## START

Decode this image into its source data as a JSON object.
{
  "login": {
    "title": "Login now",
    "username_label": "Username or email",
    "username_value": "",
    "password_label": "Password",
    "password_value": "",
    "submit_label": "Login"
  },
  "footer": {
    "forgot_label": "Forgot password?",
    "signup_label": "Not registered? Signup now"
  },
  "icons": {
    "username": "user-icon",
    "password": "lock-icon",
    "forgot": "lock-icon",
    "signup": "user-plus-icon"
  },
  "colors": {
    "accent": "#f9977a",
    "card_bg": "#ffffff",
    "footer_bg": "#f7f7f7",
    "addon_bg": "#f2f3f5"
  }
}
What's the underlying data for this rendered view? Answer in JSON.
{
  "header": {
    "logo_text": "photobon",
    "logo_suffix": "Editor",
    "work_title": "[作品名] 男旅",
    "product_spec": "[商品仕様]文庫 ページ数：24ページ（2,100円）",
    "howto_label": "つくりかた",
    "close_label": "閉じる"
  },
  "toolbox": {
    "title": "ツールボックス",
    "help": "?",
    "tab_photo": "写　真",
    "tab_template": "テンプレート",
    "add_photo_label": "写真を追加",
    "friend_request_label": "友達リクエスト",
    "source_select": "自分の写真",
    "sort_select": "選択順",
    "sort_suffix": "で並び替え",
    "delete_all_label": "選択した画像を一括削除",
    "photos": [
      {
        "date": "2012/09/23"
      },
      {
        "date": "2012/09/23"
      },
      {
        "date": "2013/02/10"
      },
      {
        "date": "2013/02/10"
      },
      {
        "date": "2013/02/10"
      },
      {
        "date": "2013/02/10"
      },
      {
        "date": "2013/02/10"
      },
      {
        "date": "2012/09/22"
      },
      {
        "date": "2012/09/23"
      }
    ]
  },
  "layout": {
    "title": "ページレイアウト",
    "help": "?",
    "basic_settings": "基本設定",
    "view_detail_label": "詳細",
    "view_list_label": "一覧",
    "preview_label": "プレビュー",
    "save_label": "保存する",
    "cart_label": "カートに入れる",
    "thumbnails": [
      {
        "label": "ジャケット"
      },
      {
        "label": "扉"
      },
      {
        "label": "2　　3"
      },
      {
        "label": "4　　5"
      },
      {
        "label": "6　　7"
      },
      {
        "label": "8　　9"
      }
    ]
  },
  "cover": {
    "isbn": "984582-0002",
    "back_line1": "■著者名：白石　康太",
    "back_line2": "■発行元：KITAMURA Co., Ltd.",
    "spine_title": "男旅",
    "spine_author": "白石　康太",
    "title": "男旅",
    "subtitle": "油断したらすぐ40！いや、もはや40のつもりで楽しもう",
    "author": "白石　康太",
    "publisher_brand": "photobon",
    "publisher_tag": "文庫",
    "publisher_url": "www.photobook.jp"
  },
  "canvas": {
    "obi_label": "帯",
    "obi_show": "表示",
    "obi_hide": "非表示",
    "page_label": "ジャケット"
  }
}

## END

Make an exact copy of the listing, including every line.

Decode this image into its source data as a JSON object.
{
  "login": {
    "title": "Login now",
    "username_label": "Username or email",
    "username_value": "",
    "password_label": "Password",
    "password_value": "",
    "submit_label": "Login"
  },
  "footer": {
    "forgot_label": "Forgot password?",
    "signup_label": "Not registered? Signup now"
  },
  "icons": {
    "username": "user-icon",
    "password": "lock-icon",
    "forgot": "lock-icon",
    "signup": "user-plus-icon"
  },
  "colors": {
    "accent": "#f9977a",
    "card_bg": "#ffffff",
    "footer_bg": "#f7f7f7",
    "addon_bg": "#f2f3f5"
  }
}
What's the underlying data for this rendered view? Answer in JSON.
{
  "header": {
    "logo_text": "photobon",
    "logo_suffix": "Editor",
    "work_title": "[作品名] 男旅",
    "product_spec": "[商品仕様]文庫 ページ数：24ページ（2,100円）",
    "howto_label": "つくりかた",
    "close_label": "閉じる"
  },
  "toolbox": {
    "title": "ツールボックス",
    "help": "?",
    "tab_photo": "写　真",
    "tab_template": "テンプレート",
    "add_photo_label": "写真を追加",
    "friend_request_label": "友達リクエスト",
    "source_select": "自分の写真",
    "sort_select": "選択順",
    "sort_suffix": "で並び替え",
    "delete_all_label": "選択した画像を一括削除",
    "photos": [
      {
        "date": "2012/09/23"
      },
      {
        "date": "2012/09/23"
      },
      {
        "date": "2013/02/10"
      },
      {
        "date": "2013/02/10"
      },
      {
        "date": "2013/02/10"
      },
      {
        "date": "2013/02/10"
      },
      {
        "date": "2013/02/10"
      },
      {
        "date": "2012/09/22"
      },
      {
        "date": "2012/09/23"
      }
    ]
  },
  "layout": {
    "title": "ページレイアウト",
    "help": "?",
    "basic_settings": "基本設定",
    "view_detail_label": "詳細",
    "view_list_label": "一覧",
    "preview_label": "プレビュー",
    "save_label": "保存する",
    "cart_label": "カートに入れる",
    "thumbnails": [
      {
        "label": "ジャケット"
      },
      {
        "label": "扉"
      },
      {
        "label": "2　　3"
      },
      {
        "label": "4　　5"
      },
      {
        "label": "6　　7"
      },
      {
        "label": "8　　9"
      }
    ]
  },
  "cover": {
    "isbn": "984582-0002",
    "back_line1": "■著者名：白石　康太",
    "back_line2": "■発行元：KITAMURA Co., Ltd.",
    "spine_title": "男旅",
    "spine_author": "白石　康太",
    "title": "男旅",
    "subtitle": "油断したらすぐ40！いや、もはや40のつもりで楽しもう",
    "author": "白石　康太",
    "publisher_brand": "photobon",
    "publisher_tag": "文庫",
    "publisher_url": "www.photobook.jp"
  },
  "canvas": {
    "obi_label": "帯",
    "obi_show": "表示",
    "obi_hide": "非表示",
    "page_label": "ジャケット"
  }
}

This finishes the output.